## Task input
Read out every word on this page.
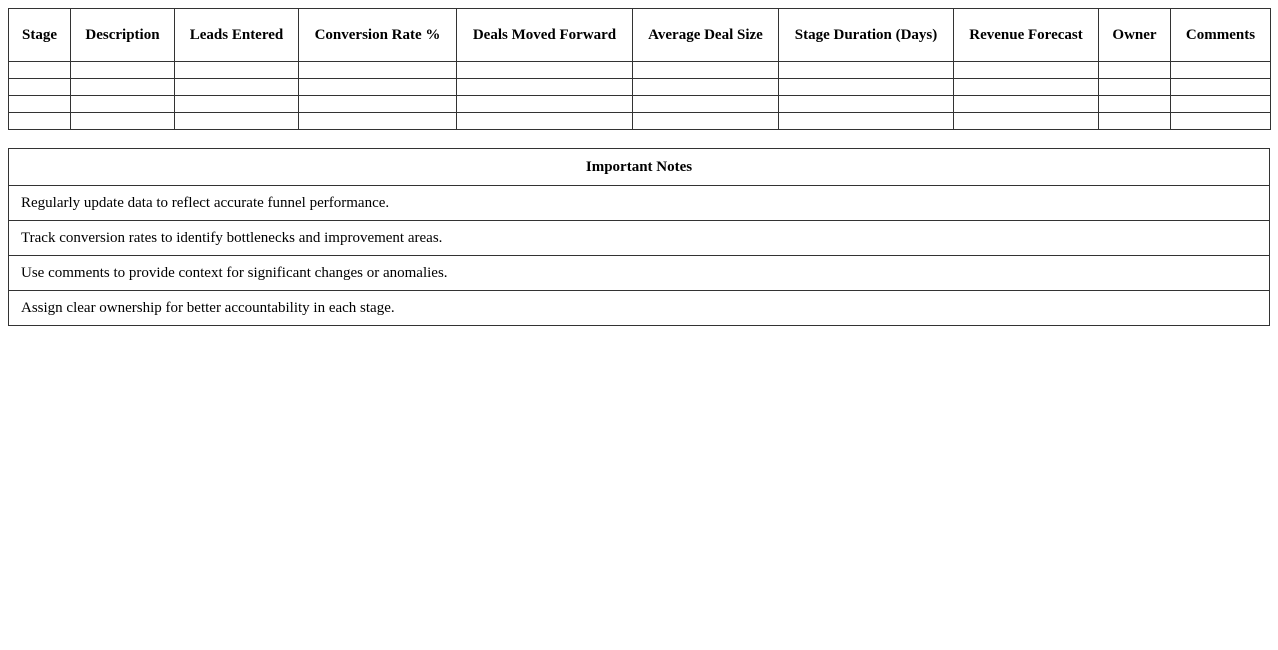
Stage	Description	Leads Entered	Conversion Rate %	Deals Moved Forward	Average Deal Size	Stage Duration (Days)	Revenue Forecast	Owner	Comments

Important Notes
Regularly update data to reflect accurate funnel performance.
Track conversion rates to identify bottlenecks and improvement areas.
Use comments to provide context for significant changes or anomalies.
Assign clear ownership for better accountability in each stage.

## What you will do
Pictures are to be left out; all else in the entries above is to be quoted exactly.

## Exercise result
Read out every word on this page.
Stage	Description	Leads Entered	Conversion Rate %	Deals Moved Forward	Average Deal Size	Stage Duration (Days)	Revenue Forecast	Owner	Comments

Important Notes
Regularly update data to reflect accurate funnel performance.
Track conversion rates to identify bottlenecks and improvement areas.
Use comments to provide context for significant changes or anomalies.
Assign clear ownership for better accountability in each stage.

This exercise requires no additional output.